Joy is a hundred, a thousand, a million different moments, activities, actions, events, and each one is like the song Mary sings. Each one is a brief reminder that God’s promises are for real and being realized each and every day. Each is a glimpse of the commonwealth of God that is and yet to be. Each one is – even if it is very short lived – a peek into what God dreams for the universe. One moment of joy can erase hundreds of moments of despair and heartache. One moment of joy can give you strength to continue partnering with God. One brief encounter with joy can give you the dedication to push on in your efforts to transform your life, the lives of others and the world.
(Sermon slide)
You see, we are living in the world that Mary sings about: “He has…lifted up the lowly; he has filled the hungry.” When Jesus came joy came with him. With Jesus came a new world order – peace, hope, joy, and love were turned lose upon all creation and the priorities are no longer wealth, status and getting yours. Joy is the banner under which we face the world. It is our strength and shield. Joy colors all we see and hear and do. Joy that is untamed and unfettered; we know the secret, we have the answer, we get it.

The world of pain and oppression, the world of separation and injustice, the world of power and greed has already come to an end. That is the source of our joy. That is why we can smile at the insanity of our post-modern world and sing “Joy to the world the Lord has come.” If you didn’t join us at Vermont Hills Church for our Advent Afternoon “Carols, Cookies & Coco” you missed some moments of joy and the singing a relatively new Christmas song “If I Could Visit Bethlehem.” Part of the lyrics go:
If Mary asked me who I was and what her child would do,
I wouldn’t talk about the cross or tell her all I knew.
I’d say “He’ll never hurt or kill, and joy will follow tears.
We’ll know his name and love him still in twenty hundred years.”
We know that Jesus is the coming of joy – the coming of a new world order – the coming of justice and peace. We’ve know this since his birth twenty hundred years ago.

We know that time and time and time again injustice and violence try to take back the world but they cannot because joy has been released. Every time peace is found, every time hope is born, every time love is made real joy resounds. Every time someone, somewhere helps another, every time words are used instead of violence, every time someone responds to treatment joy is known. Every single time a smile breaks out on the face of a poor person or a person who is hurting in their soul, every time a species is brought back from the brink of extinction, every time someone says “why not” joy rains down from above.

So where do we find the joy Mary has in her heart? How can we sing for joy? How can joy be found among the hustle and hassle of the countdown to Christmas? Easy, just look around and you’ll find joy busting forth. Pause for a moment and you’ll even find joy leaking out of you. Be a secret Santa to everyone you meet giving the gift of joy. You know how to do this, you can make it happen. In case you’ve forgotten or don’t think you know how I refer you to the movie “Scrooged” and the ending where they sing together “Put a Little Love in Your Heart.” Here are the words: (Words and Music by Jackie DeShannon, Jimmy Holiday, and Randy Myers )

Think of your fellow man lend him a helping hand
Put a little love in your heart
You see it's getting late Oh, please don't hesitate
Put a little love in your heart

And the world will be a better place
And the world will be a better place
For you and me you just wait and see

Another day goes by still the children cry
Put a little love in your heart
If you want the world to know we won't let hatred grow
Put a little love in your heart

And the world (and the world) will be a better place
All the world (all the world) will be a better place
For you (for you) and me (and me)

- TASKS TO CARRY OUT:
A – Reproduce the part of the sermon on joy that begins at the words "Joy is a hundred, a" and stops after the words "and the world.".
B – Answer these questions from the sermon on joy:
(i) At which church was the Advent Afternoon "Carols, Cookies & Coco" held?
(ii) Which movie is named as ending with the song "Put a Little Love in Your Heart"?
(iii) What can one moment of joy erase?
C – Summarize the sermon on joy in two sentences.
The listing after this plays no part in anything here.

- MATERIAL SUPPLIED:
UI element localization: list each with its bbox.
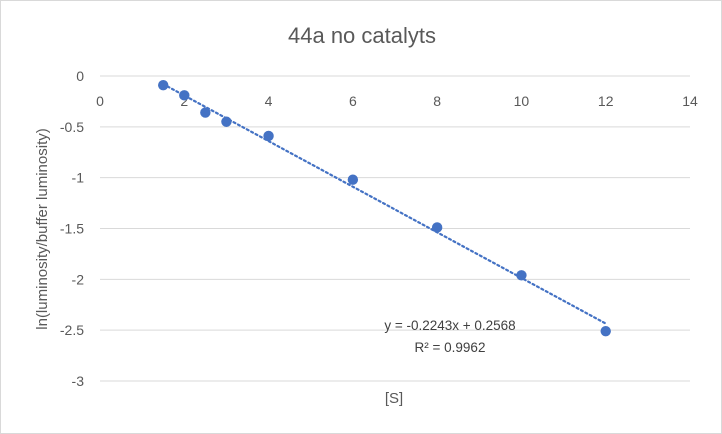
data-point: [347, 174, 359, 185]
data-point: [431, 222, 443, 233]
data-point: [179, 90, 190, 101]
x-axis-title: [S]: [385, 390, 403, 407]
x-tick-label: 8: [433, 93, 441, 109]
y-tick-label: -2: [72, 271, 85, 287]
gridlines: [100, 126, 690, 382]
x-tick-label: 2: [180, 93, 188, 109]
x-tick-label: 4: [265, 93, 273, 109]
trendline-r-squared: R² = 0.9962: [415, 340, 486, 355]
x-tick-label: 12: [598, 93, 614, 109]
data-point: [263, 130, 274, 142]
trendline-equation: y = -0.2243x + 0.2568: [384, 318, 515, 333]
data-point: [221, 116, 232, 127]
y-tick-label: -3: [72, 373, 85, 389]
y-axis-title: ln(luminosity/buffer luminosity): [34, 128, 51, 329]
data-point: [516, 270, 527, 281]
x-tick-label: 0: [96, 93, 104, 109]
data-point: [158, 79, 169, 91]
data-point: [600, 325, 611, 337]
data-points: [158, 79, 611, 337]
x-tick-label: 6: [349, 93, 357, 109]
x-tick-label: 14: [682, 93, 698, 109]
y-tick-label: -2.5: [60, 322, 84, 338]
chart-title: 44a no catalyts: [288, 23, 436, 48]
trendline: [162, 82, 607, 325]
y-tick-label: -1: [72, 170, 85, 186]
y-tick-label: 0: [76, 68, 84, 84]
axes: 0 -0.5 -1 -1.5 -2 -2.5 -3 0 2 4 6 8 10 12 14: [60, 68, 698, 389]
x-tick-label: 10: [514, 93, 530, 109]
y-tick-label: -0.5: [60, 119, 84, 135]
y-tick-label: -1.5: [60, 221, 84, 237]
data-point: [200, 107, 211, 118]
trendline-group: [162, 82, 607, 325]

- EXERCISE ANSWERS:
A –
Joy is a hundred, a thousand, a million different moments, activities, actions, events, and each one is like the song Mary sings. Each one is a brief reminder that God’s promises are for real and being realized each and every day. Each is a glimpse of the commonwealth of God that is and yet to be. Each one is – even if it is very short lived – a peek into what God dreams for the universe. One moment of joy can erase hundreds of moments of despair and heartache. One moment of joy can give you strength to continue partnering with God. One brief encounter with joy can give you the dedication to push on in your efforts to transform your life, the lives of others and the world.

B –
(i) Vermont Hills Church
(ii) "Scrooged"
(iii) Hundreds of moments of despair and heartache

C – The sermon describes joy as countless moments, each a brief reminder that God's promises are real, and says that when Jesus came, joy came with him and brought a new world order of peace, hope, joy, and love. It quotes the songs "If I Could Visit Bethlehem" and "Put a Little Love in Your Heart" and urges listeners to look around for joy and give it as a gift to everyone they meet.